• _Data supplied_:
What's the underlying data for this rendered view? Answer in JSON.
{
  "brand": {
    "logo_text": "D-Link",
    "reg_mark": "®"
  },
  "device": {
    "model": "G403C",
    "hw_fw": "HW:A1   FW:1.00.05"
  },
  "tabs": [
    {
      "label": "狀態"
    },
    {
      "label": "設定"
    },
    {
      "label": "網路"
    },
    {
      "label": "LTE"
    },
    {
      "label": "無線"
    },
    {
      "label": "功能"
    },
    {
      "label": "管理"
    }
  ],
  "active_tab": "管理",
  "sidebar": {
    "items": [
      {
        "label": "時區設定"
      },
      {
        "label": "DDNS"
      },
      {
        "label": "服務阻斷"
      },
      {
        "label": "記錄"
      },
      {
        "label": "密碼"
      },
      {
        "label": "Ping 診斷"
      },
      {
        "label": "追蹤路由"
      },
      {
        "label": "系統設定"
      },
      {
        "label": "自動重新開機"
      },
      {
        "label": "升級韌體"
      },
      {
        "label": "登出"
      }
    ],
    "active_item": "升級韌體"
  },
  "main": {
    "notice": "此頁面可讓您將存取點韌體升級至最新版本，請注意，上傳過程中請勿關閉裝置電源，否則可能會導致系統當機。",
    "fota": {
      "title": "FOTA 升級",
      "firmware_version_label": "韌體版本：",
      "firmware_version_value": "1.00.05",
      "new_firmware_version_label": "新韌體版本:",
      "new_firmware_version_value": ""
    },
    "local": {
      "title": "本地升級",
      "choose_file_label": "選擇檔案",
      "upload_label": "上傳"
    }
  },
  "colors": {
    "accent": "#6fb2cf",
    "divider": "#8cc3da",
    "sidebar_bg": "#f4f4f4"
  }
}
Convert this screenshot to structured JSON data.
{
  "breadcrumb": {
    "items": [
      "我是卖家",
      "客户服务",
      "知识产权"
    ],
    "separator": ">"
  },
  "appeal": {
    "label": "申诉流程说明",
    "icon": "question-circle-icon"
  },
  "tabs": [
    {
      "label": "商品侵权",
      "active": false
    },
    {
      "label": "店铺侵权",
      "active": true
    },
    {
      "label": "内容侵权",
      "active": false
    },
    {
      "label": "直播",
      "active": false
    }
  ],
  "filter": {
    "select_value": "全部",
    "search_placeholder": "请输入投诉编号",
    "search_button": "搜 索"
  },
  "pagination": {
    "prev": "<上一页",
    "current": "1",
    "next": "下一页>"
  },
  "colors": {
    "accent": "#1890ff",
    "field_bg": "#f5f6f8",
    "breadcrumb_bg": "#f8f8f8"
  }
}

• _Short problem_: Copy each entry exactly, with nothing added or dropped.

• _Reply_:
What's the underlying data for this rendered view? Answer in JSON.
{
  "brand": {
    "logo_text": "D-Link",
    "reg_mark": "®"
  },
  "device": {
    "model": "G403C",
    "hw_fw": "HW:A1   FW:1.00.05"
  },
  "tabs": [
    {
      "label": "狀態"
    },
    {
      "label": "設定"
    },
    {
      "label": "網路"
    },
    {
      "label": "LTE"
    },
    {
      "label": "無線"
    },
    {
      "label": "功能"
    },
    {
      "label": "管理"
    }
  ],
  "active_tab": "管理",
  "sidebar": {
    "items": [
      {
        "label": "時區設定"
      },
      {
        "label": "DDNS"
      },
      {
        "label": "服務阻斷"
      },
      {
        "label": "記錄"
      },
      {
        "label": "密碼"
      },
      {
        "label": "Ping 診斷"
      },
      {
        "label": "追蹤路由"
      },
      {
        "label": "系統設定"
      },
      {
        "label": "自動重新開機"
      },
      {
        "label": "升級韌體"
      },
      {
        "label": "登出"
      }
    ],
    "active_item": "升級韌體"
  },
  "main": {
    "notice": "此頁面可讓您將存取點韌體升級至最新版本，請注意，上傳過程中請勿關閉裝置電源，否則可能會導致系統當機。",
    "fota": {
      "title": "FOTA 升級",
      "firmware_version_label": "韌體版本：",
      "firmware_version_value": "1.00.05",
      "new_firmware_version_label": "新韌體版本:",
      "new_firmware_version_value": ""
    },
    "local": {
      "title": "本地升級",
      "choose_file_label": "選擇檔案",
      "upload_label": "上傳"
    }
  },
  "colors": {
    "accent": "#6fb2cf",
    "divider": "#8cc3da",
    "sidebar_bg": "#f4f4f4"
  }
}
Convert this screenshot to structured JSON data.
{
  "breadcrumb": {
    "items": [
      "我是卖家",
      "客户服务",
      "知识产权"
    ],
    "separator": ">"
  },
  "appeal": {
    "label": "申诉流程说明",
    "icon": "question-circle-icon"
  },
  "tabs": [
    {
      "label": "商品侵权",
      "active": false
    },
    {
      "label": "店铺侵权",
      "active": true
    },
    {
      "label": "内容侵权",
      "active": false
    },
    {
      "label": "直播",
      "active": false
    }
  ],
  "filter": {
    "select_value": "全部",
    "search_placeholder": "请输入投诉编号",
    "search_button": "搜 索"
  },
  "pagination": {
    "prev": "<上一页",
    "current": "1",
    "next": "下一页>"
  },
  "colors": {
    "accent": "#1890ff",
    "field_bg": "#f5f6f8",
    "breadcrumb_bg": "#f8f8f8"
  }
}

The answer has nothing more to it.